• _Given problem_: Lines containing "University" are to be counted. Give the number and nothing more.

• _Dataset records_:

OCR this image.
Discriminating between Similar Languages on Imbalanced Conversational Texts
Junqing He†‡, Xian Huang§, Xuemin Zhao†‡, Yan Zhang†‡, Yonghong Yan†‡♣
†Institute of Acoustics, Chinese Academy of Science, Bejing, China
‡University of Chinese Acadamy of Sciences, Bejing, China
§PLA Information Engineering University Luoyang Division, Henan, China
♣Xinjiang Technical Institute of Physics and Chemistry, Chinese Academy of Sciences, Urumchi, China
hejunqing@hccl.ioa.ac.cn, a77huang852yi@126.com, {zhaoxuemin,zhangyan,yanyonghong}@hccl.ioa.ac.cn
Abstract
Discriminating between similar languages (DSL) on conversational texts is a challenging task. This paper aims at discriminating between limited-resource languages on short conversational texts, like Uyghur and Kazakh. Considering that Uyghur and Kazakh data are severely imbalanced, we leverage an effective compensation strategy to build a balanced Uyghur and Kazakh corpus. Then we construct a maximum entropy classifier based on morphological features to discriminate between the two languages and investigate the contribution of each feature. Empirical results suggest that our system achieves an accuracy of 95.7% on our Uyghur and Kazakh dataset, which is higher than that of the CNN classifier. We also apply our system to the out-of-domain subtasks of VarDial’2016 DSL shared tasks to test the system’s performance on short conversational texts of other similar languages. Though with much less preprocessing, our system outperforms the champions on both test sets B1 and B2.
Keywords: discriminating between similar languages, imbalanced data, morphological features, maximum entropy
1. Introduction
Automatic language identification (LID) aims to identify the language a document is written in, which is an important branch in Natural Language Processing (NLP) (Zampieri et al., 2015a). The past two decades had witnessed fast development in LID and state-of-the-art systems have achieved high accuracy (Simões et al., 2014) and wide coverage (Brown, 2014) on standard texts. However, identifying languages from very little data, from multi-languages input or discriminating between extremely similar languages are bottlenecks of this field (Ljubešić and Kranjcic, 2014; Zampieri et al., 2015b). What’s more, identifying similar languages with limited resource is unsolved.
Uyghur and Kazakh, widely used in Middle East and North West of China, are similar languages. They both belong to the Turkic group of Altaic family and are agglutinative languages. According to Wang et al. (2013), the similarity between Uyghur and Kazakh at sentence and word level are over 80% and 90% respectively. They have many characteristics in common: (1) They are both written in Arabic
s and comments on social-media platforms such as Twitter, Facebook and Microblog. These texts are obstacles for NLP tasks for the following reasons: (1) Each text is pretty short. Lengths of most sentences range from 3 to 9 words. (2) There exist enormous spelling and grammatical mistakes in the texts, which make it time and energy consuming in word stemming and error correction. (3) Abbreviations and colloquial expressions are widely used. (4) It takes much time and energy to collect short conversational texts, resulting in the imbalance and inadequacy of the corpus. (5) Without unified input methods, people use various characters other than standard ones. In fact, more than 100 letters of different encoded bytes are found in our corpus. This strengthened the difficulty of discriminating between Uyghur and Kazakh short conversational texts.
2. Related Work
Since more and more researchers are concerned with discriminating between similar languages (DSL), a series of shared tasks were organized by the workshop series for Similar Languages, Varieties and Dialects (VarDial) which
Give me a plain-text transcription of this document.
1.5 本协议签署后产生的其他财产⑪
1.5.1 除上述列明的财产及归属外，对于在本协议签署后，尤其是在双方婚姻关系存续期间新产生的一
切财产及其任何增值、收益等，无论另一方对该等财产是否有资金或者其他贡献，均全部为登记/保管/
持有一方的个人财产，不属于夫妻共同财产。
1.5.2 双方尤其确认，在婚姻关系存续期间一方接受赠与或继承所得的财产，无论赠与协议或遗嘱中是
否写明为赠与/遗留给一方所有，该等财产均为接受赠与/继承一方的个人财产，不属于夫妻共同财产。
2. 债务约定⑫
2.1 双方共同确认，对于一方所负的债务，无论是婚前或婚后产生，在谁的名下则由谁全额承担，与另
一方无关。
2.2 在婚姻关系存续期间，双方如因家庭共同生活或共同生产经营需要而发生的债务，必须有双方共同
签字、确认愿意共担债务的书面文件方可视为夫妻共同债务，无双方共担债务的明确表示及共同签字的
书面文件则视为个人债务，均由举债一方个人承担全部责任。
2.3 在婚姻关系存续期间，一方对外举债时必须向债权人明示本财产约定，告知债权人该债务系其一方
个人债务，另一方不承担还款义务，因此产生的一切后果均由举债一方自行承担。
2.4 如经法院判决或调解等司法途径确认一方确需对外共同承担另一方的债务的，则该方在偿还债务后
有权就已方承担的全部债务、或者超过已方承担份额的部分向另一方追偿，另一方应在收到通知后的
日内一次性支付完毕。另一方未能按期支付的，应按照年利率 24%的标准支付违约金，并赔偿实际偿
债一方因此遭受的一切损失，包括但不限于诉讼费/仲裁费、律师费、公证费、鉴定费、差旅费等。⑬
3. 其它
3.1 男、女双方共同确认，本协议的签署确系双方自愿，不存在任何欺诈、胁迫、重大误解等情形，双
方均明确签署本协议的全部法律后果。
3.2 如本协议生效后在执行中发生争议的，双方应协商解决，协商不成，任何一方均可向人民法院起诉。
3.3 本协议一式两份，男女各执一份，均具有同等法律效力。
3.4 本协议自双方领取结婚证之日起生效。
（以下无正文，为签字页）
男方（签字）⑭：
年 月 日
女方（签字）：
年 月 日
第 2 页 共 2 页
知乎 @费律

• _Written reply_: 2